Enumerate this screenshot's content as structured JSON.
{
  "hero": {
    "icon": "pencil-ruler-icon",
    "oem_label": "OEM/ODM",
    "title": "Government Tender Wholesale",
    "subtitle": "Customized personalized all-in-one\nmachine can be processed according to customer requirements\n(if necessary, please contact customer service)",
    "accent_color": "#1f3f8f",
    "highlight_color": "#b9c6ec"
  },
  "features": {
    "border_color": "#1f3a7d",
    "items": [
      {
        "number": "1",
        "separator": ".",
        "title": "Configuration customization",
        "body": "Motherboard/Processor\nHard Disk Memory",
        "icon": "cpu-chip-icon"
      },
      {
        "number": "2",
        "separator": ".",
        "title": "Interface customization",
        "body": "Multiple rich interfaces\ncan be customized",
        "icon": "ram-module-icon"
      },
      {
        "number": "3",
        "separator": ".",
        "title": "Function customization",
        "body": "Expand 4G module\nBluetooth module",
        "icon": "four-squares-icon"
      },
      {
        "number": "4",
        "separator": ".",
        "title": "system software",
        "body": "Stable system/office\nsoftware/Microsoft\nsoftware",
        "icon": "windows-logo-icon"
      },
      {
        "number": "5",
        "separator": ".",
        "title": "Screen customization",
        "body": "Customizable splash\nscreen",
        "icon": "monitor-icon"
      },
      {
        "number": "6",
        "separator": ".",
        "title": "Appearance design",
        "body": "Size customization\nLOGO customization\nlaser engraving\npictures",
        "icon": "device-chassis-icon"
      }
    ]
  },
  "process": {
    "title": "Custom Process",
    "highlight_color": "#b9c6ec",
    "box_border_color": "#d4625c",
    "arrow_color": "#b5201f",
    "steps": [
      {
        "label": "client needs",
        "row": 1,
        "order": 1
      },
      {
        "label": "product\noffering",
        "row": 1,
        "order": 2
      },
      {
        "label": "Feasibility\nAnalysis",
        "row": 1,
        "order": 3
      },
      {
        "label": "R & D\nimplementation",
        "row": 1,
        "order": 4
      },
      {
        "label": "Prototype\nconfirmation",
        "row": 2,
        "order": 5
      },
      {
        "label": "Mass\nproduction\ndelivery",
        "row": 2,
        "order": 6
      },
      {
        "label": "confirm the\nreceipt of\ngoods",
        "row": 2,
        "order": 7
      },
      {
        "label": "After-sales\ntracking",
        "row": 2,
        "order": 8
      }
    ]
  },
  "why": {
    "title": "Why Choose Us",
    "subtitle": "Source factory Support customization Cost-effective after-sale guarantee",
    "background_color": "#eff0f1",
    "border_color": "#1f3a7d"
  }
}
※
## CHALLENGE
Would you reproduce all the entries exactly?

## OUTPUT FOR THIS EXERCISE
Enumerate this screenshot's content as structured JSON.
{
  "hero": {
    "icon": "pencil-ruler-icon",
    "oem_label": "OEM/ODM",
    "title": "Government Tender Wholesale",
    "subtitle": "Customized personalized all-in-one\nmachine can be processed according to customer requirements\n(if necessary, please contact customer service)",
    "accent_color": "#1f3f8f",
    "highlight_color": "#b9c6ec"
  },
  "features": {
    "border_color": "#1f3a7d",
    "items": [
      {
        "number": "1",
        "separator": ".",
        "title": "Configuration customization",
        "body": "Motherboard/Processor\nHard Disk Memory",
        "icon": "cpu-chip-icon"
      },
      {
        "number": "2",
        "separator": ".",
        "title": "Interface customization",
        "body": "Multiple rich interfaces\ncan be customized",
        "icon": "ram-module-icon"
      },
      {
        "number": "3",
        "separator": ".",
        "title": "Function customization",
        "body": "Expand 4G module\nBluetooth module",
        "icon": "four-squares-icon"
      },
      {
        "number": "4",
        "separator": ".",
        "title": "system software",
        "body": "Stable system/office\nsoftware/Microsoft\nsoftware",
        "icon": "windows-logo-icon"
      },
      {
        "number": "5",
        "separator": ".",
        "title": "Screen customization",
        "body": "Customizable splash\nscreen",
        "icon": "monitor-icon"
      },
      {
        "number": "6",
        "separator": ".",
        "title": "Appearance design",
        "body": "Size customization\nLOGO customization\nlaser engraving\npictures",
        "icon": "device-chassis-icon"
      }
    ]
  },
  "process": {
    "title": "Custom Process",
    "highlight_color": "#b9c6ec",
    "box_border_color": "#d4625c",
    "arrow_color": "#b5201f",
    "steps": [
      {
        "label": "client needs",
        "row": 1,
        "order": 1
      },
      {
        "label": "product\noffering",
        "row": 1,
        "order": 2
      },
      {
        "label": "Feasibility\nAnalysis",
        "row": 1,
        "order": 3
      },
      {
        "label": "R & D\nimplementation",
        "row": 1,
        "order": 4
      },
      {
        "label": "Prototype\nconfirmation",
        "row": 2,
        "order": 5
      },
      {
        "label": "Mass\nproduction\ndelivery",
        "row": 2,
        "order": 6
      },
      {
        "label": "confirm the\nreceipt of\ngoods",
        "row": 2,
        "order": 7
      },
      {
        "label": "After-sales\ntracking",
        "row": 2,
        "order": 8
      }
    ]
  },
  "why": {
    "title": "Why Choose Us",
    "subtitle": "Source factory Support customization Cost-effective after-sale guarantee",
    "background_color": "#eff0f1",
    "border_color": "#1f3a7d"
  }
}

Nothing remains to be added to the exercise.